== TASK TO COMPLETE ==
Reproduce the listing below exactly, minus its pictures.

Entries taken from a collection:
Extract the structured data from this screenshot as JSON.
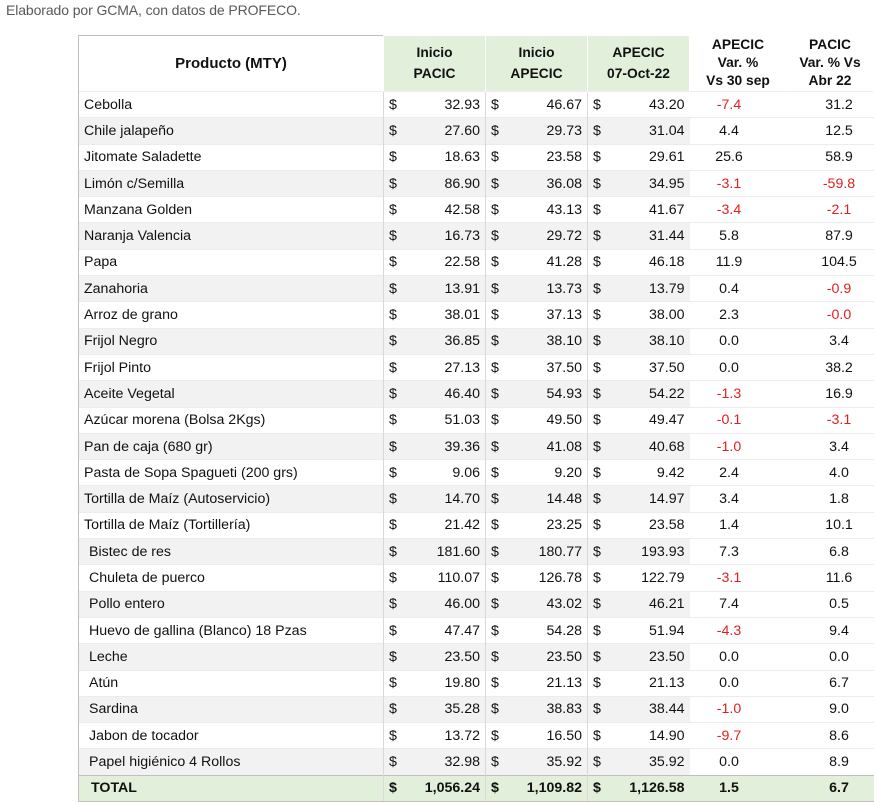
{
  "caption": "Elaborado por GCMA, con datos de PROFECO.",
  "headers": {
    "product": "Producto (MTY)",
    "col1_line1": "Inicio",
    "col1_line2": "PACIC",
    "col2_line1": "Inicio",
    "col2_line2": "APECIC",
    "col3_line1": "APECIC",
    "col3_line2": "07-Oct-22",
    "col4_line1": "APECIC",
    "col4_line2": "Var. %",
    "col4_line3": "Vs  30 sep",
    "col5_line1": "PACIC",
    "col5_line2": "Var. % Vs",
    "col5_line3": "Abr 22"
  },
  "currency_symbol": "$",
  "colors": {
    "header_green": "#e2efda",
    "negative": "#e02020",
    "stripe": "#f2f2f2",
    "caption": "#595959"
  },
  "rows": [
    {
      "product": "Cebolla",
      "pacic": "32.93",
      "apecic": "46.67",
      "oct": "43.20",
      "var30": "-7.4",
      "varabr": "31.2"
    },
    {
      "product": "Chile jalapeño",
      "pacic": "27.60",
      "apecic": "29.73",
      "oct": "31.04",
      "var30": "4.4",
      "varabr": "12.5"
    },
    {
      "product": "Jitomate Saladette",
      "pacic": "18.63",
      "apecic": "23.58",
      "oct": "29.61",
      "var30": "25.6",
      "varabr": "58.9"
    },
    {
      "product": "Limón c/Semilla",
      "pacic": "86.90",
      "apecic": "36.08",
      "oct": "34.95",
      "var30": "-3.1",
      "varabr": "-59.8"
    },
    {
      "product": "Manzana Golden",
      "pacic": "42.58",
      "apecic": "43.13",
      "oct": "41.67",
      "var30": "-3.4",
      "varabr": "-2.1"
    },
    {
      "product": "Naranja Valencia",
      "pacic": "16.73",
      "apecic": "29.72",
      "oct": "31.44",
      "var30": "5.8",
      "varabr": "87.9"
    },
    {
      "product": "Papa",
      "pacic": "22.58",
      "apecic": "41.28",
      "oct": "46.18",
      "var30": "11.9",
      "varabr": "104.5"
    },
    {
      "product": "Zanahoria",
      "pacic": "13.91",
      "apecic": "13.73",
      "oct": "13.79",
      "var30": "0.4",
      "varabr": "-0.9"
    },
    {
      "product": "Arroz de grano",
      "pacic": "38.01",
      "apecic": "37.13",
      "oct": "38.00",
      "var30": "2.3",
      "varabr": "-0.0"
    },
    {
      "product": "Frijol Negro",
      "pacic": "36.85",
      "apecic": "38.10",
      "oct": "38.10",
      "var30": "0.0",
      "varabr": "3.4"
    },
    {
      "product": "Frijol Pinto",
      "pacic": "27.13",
      "apecic": "37.50",
      "oct": "37.50",
      "var30": "0.0",
      "varabr": "38.2"
    },
    {
      "product": "Aceite Vegetal",
      "pacic": "46.40",
      "apecic": "54.93",
      "oct": "54.22",
      "var30": "-1.3",
      "varabr": "16.9"
    },
    {
      "product": "Azúcar morena (Bolsa 2Kgs)",
      "pacic": "51.03",
      "apecic": "49.50",
      "oct": "49.47",
      "var30": "-0.1",
      "varabr": "-3.1"
    },
    {
      "product": "Pan de caja (680 gr)",
      "pacic": "39.36",
      "apecic": "41.08",
      "oct": "40.68",
      "var30": "-1.0",
      "varabr": "3.4"
    },
    {
      "product": "Pasta de Sopa Spagueti (200 grs)",
      "pacic": "9.06",
      "apecic": "9.20",
      "oct": "9.42",
      "var30": "2.4",
      "varabr": "4.0"
    },
    {
      "product": "Tortilla de Maíz (Autoservicio)",
      "pacic": "14.70",
      "apecic": "14.48",
      "oct": "14.97",
      "var30": "3.4",
      "varabr": "1.8"
    },
    {
      "product": "Tortilla de Maíz (Tortillería)",
      "pacic": "21.42",
      "apecic": "23.25",
      "oct": "23.58",
      "var30": "1.4",
      "varabr": "10.1"
    },
    {
      "product": "Bistec de res",
      "pacic": "181.60",
      "apecic": "180.77",
      "oct": "193.93",
      "var30": "7.3",
      "varabr": "6.8",
      "indent": true
    },
    {
      "product": "Chuleta de puerco",
      "pacic": "110.07",
      "apecic": "126.78",
      "oct": "122.79",
      "var30": "-3.1",
      "varabr": "11.6",
      "indent": true
    },
    {
      "product": "Pollo entero",
      "pacic": "46.00",
      "apecic": "43.02",
      "oct": "46.21",
      "var30": "7.4",
      "varabr": "0.5",
      "indent": true
    },
    {
      "product": "Huevo de gallina (Blanco) 18 Pzas",
      "pacic": "47.47",
      "apecic": "54.28",
      "oct": "51.94",
      "var30": "-4.3",
      "varabr": "9.4",
      "indent": true
    },
    {
      "product": "Leche",
      "pacic": "23.50",
      "apecic": "23.50",
      "oct": "23.50",
      "var30": "0.0",
      "varabr": "0.0",
      "indent": true
    },
    {
      "product": "Atún",
      "pacic": "19.80",
      "apecic": "21.13",
      "oct": "21.13",
      "var30": "0.0",
      "varabr": "6.7",
      "indent": true
    },
    {
      "product": "Sardina",
      "pacic": "35.28",
      "apecic": "38.83",
      "oct": "38.44",
      "var30": "-1.0",
      "varabr": "9.0",
      "indent": true
    },
    {
      "product": "Jabon de tocador",
      "pacic": "13.72",
      "apecic": "16.50",
      "oct": "14.90",
      "var30": "-9.7",
      "varabr": "8.6",
      "indent": true
    },
    {
      "product": "Papel higiénico 4 Rollos",
      "pacic": "32.98",
      "apecic": "35.92",
      "oct": "35.92",
      "var30": "0.0",
      "varabr": "8.9",
      "indent": true
    }
  ],
  "total": {
    "product": "TOTAL",
    "pacic": "1,056.24",
    "apecic": "1,109.82",
    "oct": "1,126.58",
    "var30": "1.5",
    "varabr": "6.7"
  }
}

== FINAL RESULT ==
Extract the structured data from this screenshot as JSON.
{
  "caption": "Elaborado por GCMA, con datos de PROFECO.",
  "headers": {
    "product": "Producto (MTY)",
    "col1_line1": "Inicio",
    "col1_line2": "PACIC",
    "col2_line1": "Inicio",
    "col2_line2": "APECIC",
    "col3_line1": "APECIC",
    "col3_line2": "07-Oct-22",
    "col4_line1": "APECIC",
    "col4_line2": "Var. %",
    "col4_line3": "Vs  30 sep",
    "col5_line1": "PACIC",
    "col5_line2": "Var. % Vs",
    "col5_line3": "Abr 22"
  },
  "currency_symbol": "$",
  "colors": {
    "header_green": "#e2efda",
    "negative": "#e02020",
    "stripe": "#f2f2f2",
    "caption": "#595959"
  },
  "rows": [
    {
      "product": "Cebolla",
      "pacic": "32.93",
      "apecic": "46.67",
      "oct": "43.20",
      "var30": "-7.4",
      "varabr": "31.2"
    },
    {
      "product": "Chile jalapeño",
      "pacic": "27.60",
      "apecic": "29.73",
      "oct": "31.04",
      "var30": "4.4",
      "varabr": "12.5"
    },
    {
      "product": "Jitomate Saladette",
      "pacic": "18.63",
      "apecic": "23.58",
      "oct": "29.61",
      "var30": "25.6",
      "varabr": "58.9"
    },
    {
      "product": "Limón c/Semilla",
      "pacic": "86.90",
      "apecic": "36.08",
      "oct": "34.95",
      "var30": "-3.1",
      "varabr": "-59.8"
    },
    {
      "product": "Manzana Golden",
      "pacic": "42.58",
      "apecic": "43.13",
      "oct": "41.67",
      "var30": "-3.4",
      "varabr": "-2.1"
    },
    {
      "product": "Naranja Valencia",
      "pacic": "16.73",
      "apecic": "29.72",
      "oct": "31.44",
      "var30": "5.8",
      "varabr": "87.9"
    },
    {
      "product": "Papa",
      "pacic": "22.58",
      "apecic": "41.28",
      "oct": "46.18",
      "var30": "11.9",
      "varabr": "104.5"
    },
    {
      "product": "Zanahoria",
      "pacic": "13.91",
      "apecic": "13.73",
      "oct": "13.79",
      "var30": "0.4",
      "varabr": "-0.9"
    },
    {
      "product": "Arroz de grano",
      "pacic": "38.01",
      "apecic": "37.13",
      "oct": "38.00",
      "var30": "2.3",
      "varabr": "-0.0"
    },
    {
      "product": "Frijol Negro",
      "pacic": "36.85",
      "apecic": "38.10",
      "oct": "38.10",
      "var30": "0.0",
      "varabr": "3.4"
    },
    {
      "product": "Frijol Pinto",
      "pacic": "27.13",
      "apecic": "37.50",
      "oct": "37.50",
      "var30": "0.0",
      "varabr": "38.2"
    },
    {
      "product": "Aceite Vegetal",
      "pacic": "46.40",
      "apecic": "54.93",
      "oct": "54.22",
      "var30": "-1.3",
      "varabr": "16.9"
    },
    {
      "product": "Azúcar morena (Bolsa 2Kgs)",
      "pacic": "51.03",
      "apecic": "49.50",
      "oct": "49.47",
      "var30": "-0.1",
      "varabr": "-3.1"
    },
    {
      "product": "Pan de caja (680 gr)",
      "pacic": "39.36",
      "apecic": "41.08",
      "oct": "40.68",
      "var30": "-1.0",
      "varabr": "3.4"
    },
    {
      "product": "Pasta de Sopa Spagueti (200 grs)",
      "pacic": "9.06",
      "apecic": "9.20",
      "oct": "9.42",
      "var30": "2.4",
      "varabr": "4.0"
    },
    {
      "product": "Tortilla de Maíz (Autoservicio)",
      "pacic": "14.70",
      "apecic": "14.48",
      "oct": "14.97",
      "var30": "3.4",
      "varabr": "1.8"
    },
    {
      "product": "Tortilla de Maíz (Tortillería)",
      "pacic": "21.42",
      "apecic": "23.25",
      "oct": "23.58",
      "var30": "1.4",
      "varabr": "10.1"
    },
    {
      "product": "Bistec de res",
      "pacic": "181.60",
      "apecic": "180.77",
      "oct": "193.93",
      "var30": "7.3",
      "varabr": "6.8",
      "indent": true
    },
    {
      "product": "Chuleta de puerco",
      "pacic": "110.07",
      "apecic": "126.78",
      "oct": "122.79",
      "var30": "-3.1",
      "varabr": "11.6",
      "indent": true
    },
    {
      "product": "Pollo entero",
      "pacic": "46.00",
      "apecic": "43.02",
      "oct": "46.21",
      "var30": "7.4",
      "varabr": "0.5",
      "indent": true
    },
    {
      "product": "Huevo de gallina (Blanco) 18 Pzas",
      "pacic": "47.47",
      "apecic": "54.28",
      "oct": "51.94",
      "var30": "-4.3",
      "varabr": "9.4",
      "indent": true
    },
    {
      "product": "Leche",
      "pacic": "23.50",
      "apecic": "23.50",
      "oct": "23.50",
      "var30": "0.0",
      "varabr": "0.0",
      "indent": true
    },
    {
      "product": "Atún",
      "pacic": "19.80",
      "apecic": "21.13",
      "oct": "21.13",
      "var30": "0.0",
      "varabr": "6.7",
      "indent": true
    },
    {
      "product": "Sardina",
      "pacic": "35.28",
      "apecic": "38.83",
      "oct": "38.44",
      "var30": "-1.0",
      "varabr": "9.0",
      "indent": true
    },
    {
      "product": "Jabon de tocador",
      "pacic": "13.72",
      "apecic": "16.50",
      "oct": "14.90",
      "var30": "-9.7",
      "varabr": "8.6",
      "indent": true
    },
    {
      "product": "Papel higiénico 4 Rollos",
      "pacic": "32.98",
      "apecic": "35.92",
      "oct": "35.92",
      "var30": "0.0",
      "varabr": "8.9",
      "indent": true
    }
  ],
  "total": {
    "product": "TOTAL",
    "pacic": "1,056.24",
    "apecic": "1,109.82",
    "oct": "1,126.58",
    "var30": "1.5",
    "varabr": "6.7"
  }
}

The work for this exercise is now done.